### Data shown
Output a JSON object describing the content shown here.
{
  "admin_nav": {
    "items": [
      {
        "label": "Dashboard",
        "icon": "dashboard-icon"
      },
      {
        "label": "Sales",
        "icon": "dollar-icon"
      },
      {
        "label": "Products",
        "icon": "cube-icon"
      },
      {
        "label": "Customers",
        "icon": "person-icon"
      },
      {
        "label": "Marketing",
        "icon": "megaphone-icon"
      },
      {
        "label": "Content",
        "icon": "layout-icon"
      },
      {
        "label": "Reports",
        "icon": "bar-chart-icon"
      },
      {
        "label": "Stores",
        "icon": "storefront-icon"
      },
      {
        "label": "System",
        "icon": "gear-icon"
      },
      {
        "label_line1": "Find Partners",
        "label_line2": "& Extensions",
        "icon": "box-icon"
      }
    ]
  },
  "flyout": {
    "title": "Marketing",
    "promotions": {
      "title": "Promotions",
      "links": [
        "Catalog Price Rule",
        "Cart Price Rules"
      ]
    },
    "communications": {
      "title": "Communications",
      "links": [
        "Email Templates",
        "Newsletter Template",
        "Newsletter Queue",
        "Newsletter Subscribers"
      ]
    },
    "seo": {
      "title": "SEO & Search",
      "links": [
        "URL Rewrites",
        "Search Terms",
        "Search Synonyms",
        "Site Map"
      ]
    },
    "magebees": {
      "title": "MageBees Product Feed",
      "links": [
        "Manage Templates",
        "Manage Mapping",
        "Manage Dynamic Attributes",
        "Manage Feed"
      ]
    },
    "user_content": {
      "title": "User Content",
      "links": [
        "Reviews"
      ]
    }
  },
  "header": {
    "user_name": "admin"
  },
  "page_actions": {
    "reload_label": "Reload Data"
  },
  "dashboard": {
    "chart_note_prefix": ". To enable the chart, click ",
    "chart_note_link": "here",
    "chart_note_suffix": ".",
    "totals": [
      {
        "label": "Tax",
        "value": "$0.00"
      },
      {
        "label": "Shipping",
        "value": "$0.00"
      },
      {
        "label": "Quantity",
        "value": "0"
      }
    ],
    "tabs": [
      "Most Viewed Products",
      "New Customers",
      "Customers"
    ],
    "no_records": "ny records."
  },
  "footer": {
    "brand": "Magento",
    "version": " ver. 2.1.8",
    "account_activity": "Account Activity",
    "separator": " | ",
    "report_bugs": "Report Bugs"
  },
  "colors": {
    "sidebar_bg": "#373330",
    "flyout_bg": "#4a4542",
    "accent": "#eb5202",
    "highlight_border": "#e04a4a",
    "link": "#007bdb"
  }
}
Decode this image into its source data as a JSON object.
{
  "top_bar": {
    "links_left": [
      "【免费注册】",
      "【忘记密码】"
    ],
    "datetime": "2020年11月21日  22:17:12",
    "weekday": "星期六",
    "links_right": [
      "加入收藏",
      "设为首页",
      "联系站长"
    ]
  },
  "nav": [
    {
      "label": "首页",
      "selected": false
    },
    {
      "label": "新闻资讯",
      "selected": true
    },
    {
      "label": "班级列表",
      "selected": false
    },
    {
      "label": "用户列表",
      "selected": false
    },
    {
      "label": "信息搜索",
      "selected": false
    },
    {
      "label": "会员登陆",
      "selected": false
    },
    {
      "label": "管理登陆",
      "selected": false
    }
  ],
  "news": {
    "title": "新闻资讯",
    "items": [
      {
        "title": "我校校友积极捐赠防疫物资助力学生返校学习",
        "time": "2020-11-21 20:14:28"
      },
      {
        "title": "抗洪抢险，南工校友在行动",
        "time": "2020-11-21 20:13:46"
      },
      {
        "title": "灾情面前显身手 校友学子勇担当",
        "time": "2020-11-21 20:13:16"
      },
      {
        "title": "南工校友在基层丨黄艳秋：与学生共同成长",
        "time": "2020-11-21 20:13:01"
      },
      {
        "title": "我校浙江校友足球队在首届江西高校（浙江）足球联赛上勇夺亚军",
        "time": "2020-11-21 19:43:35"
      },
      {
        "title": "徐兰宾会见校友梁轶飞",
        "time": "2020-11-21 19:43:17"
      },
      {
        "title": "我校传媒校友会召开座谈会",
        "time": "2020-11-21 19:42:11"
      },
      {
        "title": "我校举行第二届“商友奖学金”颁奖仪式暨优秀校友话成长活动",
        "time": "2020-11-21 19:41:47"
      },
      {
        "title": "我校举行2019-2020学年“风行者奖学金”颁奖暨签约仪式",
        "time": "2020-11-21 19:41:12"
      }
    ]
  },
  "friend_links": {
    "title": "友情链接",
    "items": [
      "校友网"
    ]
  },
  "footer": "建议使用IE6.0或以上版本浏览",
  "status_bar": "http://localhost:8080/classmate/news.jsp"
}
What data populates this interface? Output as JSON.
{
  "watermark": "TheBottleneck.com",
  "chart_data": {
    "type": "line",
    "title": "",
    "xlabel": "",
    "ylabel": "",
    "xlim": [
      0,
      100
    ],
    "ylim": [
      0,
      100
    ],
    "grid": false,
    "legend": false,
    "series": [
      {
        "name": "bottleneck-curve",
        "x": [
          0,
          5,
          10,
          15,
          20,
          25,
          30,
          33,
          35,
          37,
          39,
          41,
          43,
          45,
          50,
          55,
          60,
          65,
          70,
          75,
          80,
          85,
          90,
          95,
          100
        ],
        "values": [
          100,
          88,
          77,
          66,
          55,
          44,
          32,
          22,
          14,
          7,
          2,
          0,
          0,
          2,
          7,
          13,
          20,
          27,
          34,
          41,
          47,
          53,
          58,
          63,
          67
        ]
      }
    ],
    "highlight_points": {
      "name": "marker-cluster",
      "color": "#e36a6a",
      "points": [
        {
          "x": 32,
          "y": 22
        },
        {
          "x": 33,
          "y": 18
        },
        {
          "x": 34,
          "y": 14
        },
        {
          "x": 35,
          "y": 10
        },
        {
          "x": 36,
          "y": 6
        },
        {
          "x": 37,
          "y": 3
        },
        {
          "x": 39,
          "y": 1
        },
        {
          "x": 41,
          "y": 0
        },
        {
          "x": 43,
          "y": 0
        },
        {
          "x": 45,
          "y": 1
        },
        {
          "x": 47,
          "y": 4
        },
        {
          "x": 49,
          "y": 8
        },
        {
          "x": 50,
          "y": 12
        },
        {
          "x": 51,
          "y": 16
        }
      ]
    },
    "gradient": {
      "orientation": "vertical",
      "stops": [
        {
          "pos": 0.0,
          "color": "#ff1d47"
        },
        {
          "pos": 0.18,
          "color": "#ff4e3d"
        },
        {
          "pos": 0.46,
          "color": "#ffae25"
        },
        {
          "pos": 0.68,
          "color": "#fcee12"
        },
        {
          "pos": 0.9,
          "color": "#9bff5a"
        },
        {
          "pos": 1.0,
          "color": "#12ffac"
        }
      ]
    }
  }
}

### Written request
The records above must be output exactly, in full.

### Task result
Output a JSON object describing the content shown here.
{
  "admin_nav": {
    "items": [
      {
        "label": "Dashboard",
        "icon": "dashboard-icon"
      },
      {
        "label": "Sales",
        "icon": "dollar-icon"
      },
      {
        "label": "Products",
        "icon": "cube-icon"
      },
      {
        "label": "Customers",
        "icon": "person-icon"
      },
      {
        "label": "Marketing",
        "icon": "megaphone-icon"
      },
      {
        "label": "Content",
        "icon": "layout-icon"
      },
      {
        "label": "Reports",
        "icon": "bar-chart-icon"
      },
      {
        "label": "Stores",
        "icon": "storefront-icon"
      },
      {
        "label": "System",
        "icon": "gear-icon"
      },
      {
        "label_line1": "Find Partners",
        "label_line2": "& Extensions",
        "icon": "box-icon"
      }
    ]
  },
  "flyout": {
    "title": "Marketing",
    "promotions": {
      "title": "Promotions",
      "links": [
        "Catalog Price Rule",
        "Cart Price Rules"
      ]
    },
    "communications": {
      "title": "Communications",
      "links": [
        "Email Templates",
        "Newsletter Template",
        "Newsletter Queue",
        "Newsletter Subscribers"
      ]
    },
    "seo": {
      "title": "SEO & Search",
      "links": [
        "URL Rewrites",
        "Search Terms",
        "Search Synonyms",
        "Site Map"
      ]
    },
    "magebees": {
      "title": "MageBees Product Feed",
      "links": [
        "Manage Templates",
        "Manage Mapping",
        "Manage Dynamic Attributes",
        "Manage Feed"
      ]
    },
    "user_content": {
      "title": "User Content",
      "links": [
        "Reviews"
      ]
    }
  },
  "header": {
    "user_name": "admin"
  },
  "page_actions": {
    "reload_label": "Reload Data"
  },
  "dashboard": {
    "chart_note_prefix": ". To enable the chart, click ",
    "chart_note_link": "here",
    "chart_note_suffix": ".",
    "totals": [
      {
        "label": "Tax",
        "value": "$0.00"
      },
      {
        "label": "Shipping",
        "value": "$0.00"
      },
      {
        "label": "Quantity",
        "value": "0"
      }
    ],
    "tabs": [
      "Most Viewed Products",
      "New Customers",
      "Customers"
    ],
    "no_records": "ny records."
  },
  "footer": {
    "brand": "Magento",
    "version": " ver. 2.1.8",
    "account_activity": "Account Activity",
    "separator": " | ",
    "report_bugs": "Report Bugs"
  },
  "colors": {
    "sidebar_bg": "#373330",
    "flyout_bg": "#4a4542",
    "accent": "#eb5202",
    "highlight_border": "#e04a4a",
    "link": "#007bdb"
  }
}
Decode this image into its source data as a JSON object.
{
  "top_bar": {
    "links_left": [
      "【免费注册】",
      "【忘记密码】"
    ],
    "datetime": "2020年11月21日  22:17:12",
    "weekday": "星期六",
    "links_right": [
      "加入收藏",
      "设为首页",
      "联系站长"
    ]
  },
  "nav": [
    {
      "label": "首页",
      "selected": false
    },
    {
      "label": "新闻资讯",
      "selected": true
    },
    {
      "label": "班级列表",
      "selected": false
    },
    {
      "label": "用户列表",
      "selected": false
    },
    {
      "label": "信息搜索",
      "selected": false
    },
    {
      "label": "会员登陆",
      "selected": false
    },
    {
      "label": "管理登陆",
      "selected": false
    }
  ],
  "news": {
    "title": "新闻资讯",
    "items": [
      {
        "title": "我校校友积极捐赠防疫物资助力学生返校学习",
        "time": "2020-11-21 20:14:28"
      },
      {
        "title": "抗洪抢险，南工校友在行动",
        "time": "2020-11-21 20:13:46"
      },
      {
        "title": "灾情面前显身手 校友学子勇担当",
        "time": "2020-11-21 20:13:16"
      },
      {
        "title": "南工校友在基层丨黄艳秋：与学生共同成长",
        "time": "2020-11-21 20:13:01"
      },
      {
        "title": "我校浙江校友足球队在首届江西高校（浙江）足球联赛上勇夺亚军",
        "time": "2020-11-21 19:43:35"
      },
      {
        "title": "徐兰宾会见校友梁轶飞",
        "time": "2020-11-21 19:43:17"
      },
      {
        "title": "我校传媒校友会召开座谈会",
        "time": "2020-11-21 19:42:11"
      },
      {
        "title": "我校举行第二届“商友奖学金”颁奖仪式暨优秀校友话成长活动",
        "time": "2020-11-21 19:41:47"
      },
      {
        "title": "我校举行2019-2020学年“风行者奖学金”颁奖暨签约仪式",
        "time": "2020-11-21 19:41:12"
      }
    ]
  },
  "friend_links": {
    "title": "友情链接",
    "items": [
      "校友网"
    ]
  },
  "footer": "建议使用IE6.0或以上版本浏览",
  "status_bar": "http://localhost:8080/classmate/news.jsp"
}
What data populates this interface? Output as JSON.
{
  "watermark": "TheBottleneck.com",
  "chart_data": {
    "type": "line",
    "title": "",
    "xlabel": "",
    "ylabel": "",
    "xlim": [
      0,
      100
    ],
    "ylim": [
      0,
      100
    ],
    "grid": false,
    "legend": false,
    "series": [
      {
        "name": "bottleneck-curve",
        "x": [
          0,
          5,
          10,
          15,
          20,
          25,
          30,
          33,
          35,
          37,
          39,
          41,
          43,
          45,
          50,
          55,
          60,
          65,
          70,
          75,
          80,
          85,
          90,
          95,
          100
        ],
        "values": [
          100,
          88,
          77,
          66,
          55,
          44,
          32,
          22,
          14,
          7,
          2,
          0,
          0,
          2,
          7,
          13,
          20,
          27,
          34,
          41,
          47,
          53,
          58,
          63,
          67
        ]
      }
    ],
    "highlight_points": {
      "name": "marker-cluster",
      "color": "#e36a6a",
      "points": [
        {
          "x": 32,
          "y": 22
        },
        {
          "x": 33,
          "y": 18
        },
        {
          "x": 34,
          "y": 14
        },
        {
          "x": 35,
          "y": 10
        },
        {
          "x": 36,
          "y": 6
        },
        {
          "x": 37,
          "y": 3
        },
        {
          "x": 39,
          "y": 1
        },
        {
          "x": 41,
          "y": 0
        },
        {
          "x": 43,
          "y": 0
        },
        {
          "x": 45,
          "y": 1
        },
        {
          "x": 47,
          "y": 4
        },
        {
          "x": 49,
          "y": 8
        },
        {
          "x": 50,
          "y": 12
        },
        {
          "x": 51,
          "y": 16
        }
      ]
    },
    "gradient": {
      "orientation": "vertical",
      "stops": [
        {
          "pos": 0.0,
          "color": "#ff1d47"
        },
        {
          "pos": 0.18,
          "color": "#ff4e3d"
        },
        {
          "pos": 0.46,
          "color": "#ffae25"
        },
        {
          "pos": 0.68,
          "color": "#fcee12"
        },
        {
          "pos": 0.9,
          "color": "#9bff5a"
        },
        {
          "pos": 1.0,
          "color": "#12ffac"
        }
      ]
    }
  }
}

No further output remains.